■ Task: Scan the material that follows. Copy every line containing the word "CITY".

________________

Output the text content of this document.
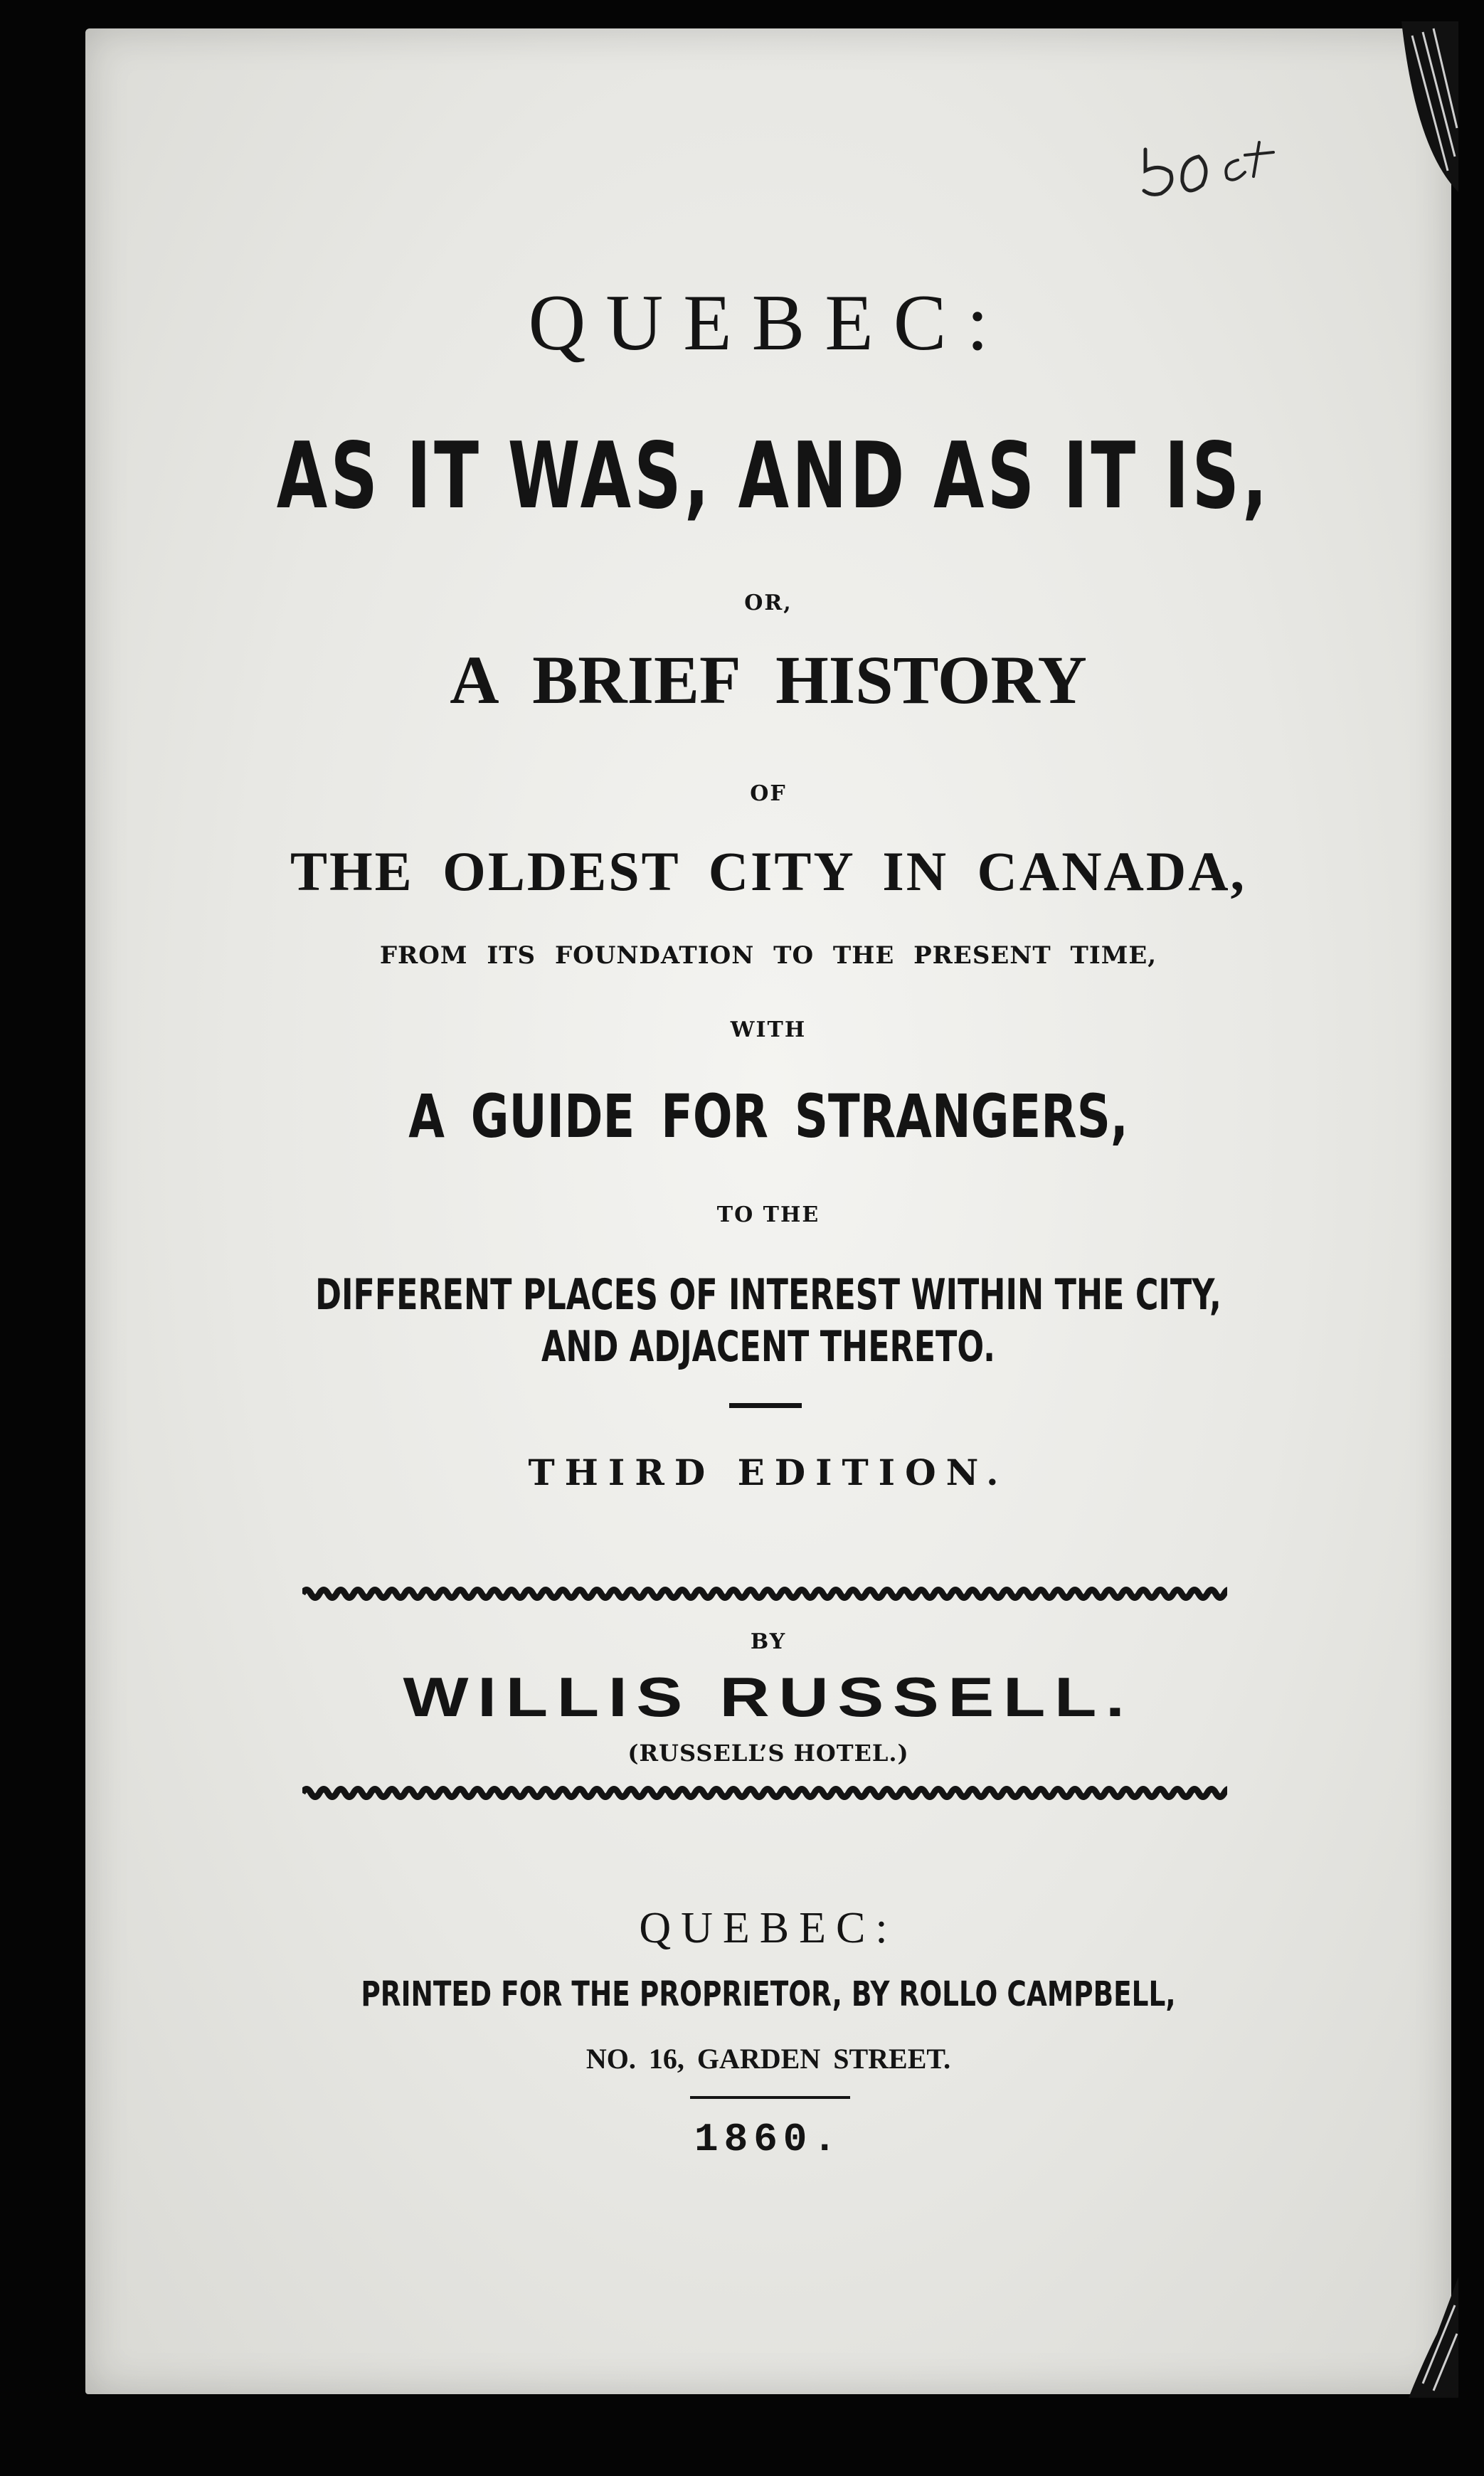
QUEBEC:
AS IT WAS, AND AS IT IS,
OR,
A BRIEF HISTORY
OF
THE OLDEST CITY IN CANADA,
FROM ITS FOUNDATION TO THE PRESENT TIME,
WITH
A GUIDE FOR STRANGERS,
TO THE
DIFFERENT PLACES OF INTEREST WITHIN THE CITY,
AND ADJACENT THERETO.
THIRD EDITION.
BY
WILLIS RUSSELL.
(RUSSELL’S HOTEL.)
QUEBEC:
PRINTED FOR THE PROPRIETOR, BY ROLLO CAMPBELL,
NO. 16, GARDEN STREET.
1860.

________________

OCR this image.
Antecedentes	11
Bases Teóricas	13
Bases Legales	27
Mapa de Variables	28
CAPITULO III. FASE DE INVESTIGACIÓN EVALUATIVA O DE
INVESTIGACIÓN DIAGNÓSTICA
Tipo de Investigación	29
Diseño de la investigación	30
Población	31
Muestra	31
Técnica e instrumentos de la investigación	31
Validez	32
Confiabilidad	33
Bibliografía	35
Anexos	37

________________

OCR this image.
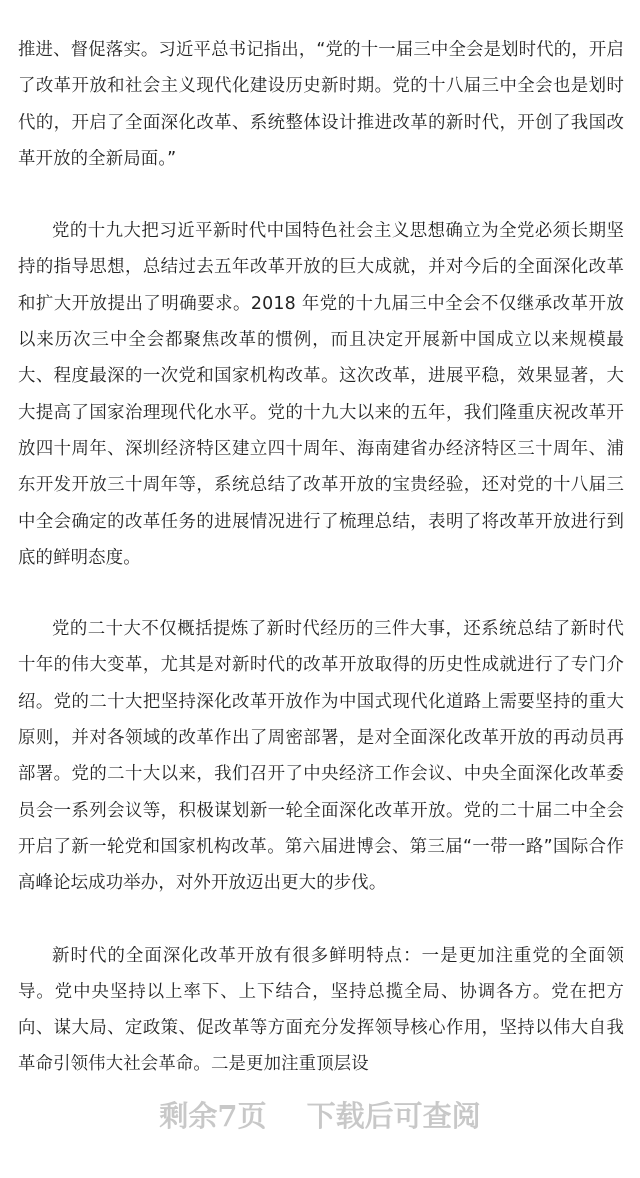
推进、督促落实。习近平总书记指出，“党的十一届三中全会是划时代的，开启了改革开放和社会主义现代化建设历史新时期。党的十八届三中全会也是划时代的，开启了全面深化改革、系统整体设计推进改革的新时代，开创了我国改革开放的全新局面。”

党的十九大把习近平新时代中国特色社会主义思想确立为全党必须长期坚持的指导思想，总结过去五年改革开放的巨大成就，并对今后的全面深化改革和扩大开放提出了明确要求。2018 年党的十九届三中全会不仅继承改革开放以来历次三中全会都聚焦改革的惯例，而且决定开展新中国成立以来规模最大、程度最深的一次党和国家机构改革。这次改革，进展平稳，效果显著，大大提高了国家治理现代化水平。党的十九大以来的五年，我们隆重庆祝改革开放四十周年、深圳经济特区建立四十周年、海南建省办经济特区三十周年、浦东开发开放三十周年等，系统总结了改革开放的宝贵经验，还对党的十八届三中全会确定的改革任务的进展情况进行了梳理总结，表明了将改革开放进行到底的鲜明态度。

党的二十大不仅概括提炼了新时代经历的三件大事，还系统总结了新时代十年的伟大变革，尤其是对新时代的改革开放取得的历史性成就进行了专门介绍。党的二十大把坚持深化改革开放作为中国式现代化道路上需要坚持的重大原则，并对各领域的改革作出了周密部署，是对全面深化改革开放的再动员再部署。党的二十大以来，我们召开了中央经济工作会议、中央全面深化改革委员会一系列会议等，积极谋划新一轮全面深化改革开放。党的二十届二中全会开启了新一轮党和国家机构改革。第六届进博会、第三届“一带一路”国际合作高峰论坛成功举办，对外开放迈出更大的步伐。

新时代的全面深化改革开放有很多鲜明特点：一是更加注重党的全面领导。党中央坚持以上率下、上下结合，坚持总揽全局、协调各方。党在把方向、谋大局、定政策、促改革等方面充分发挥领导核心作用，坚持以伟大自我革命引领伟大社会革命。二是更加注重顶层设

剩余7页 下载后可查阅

________________

■ Solution to this exercise:
THE OLDEST CITY IN CANADA,
DIFFERENT PLACES OF INTEREST WITHIN THE CITY,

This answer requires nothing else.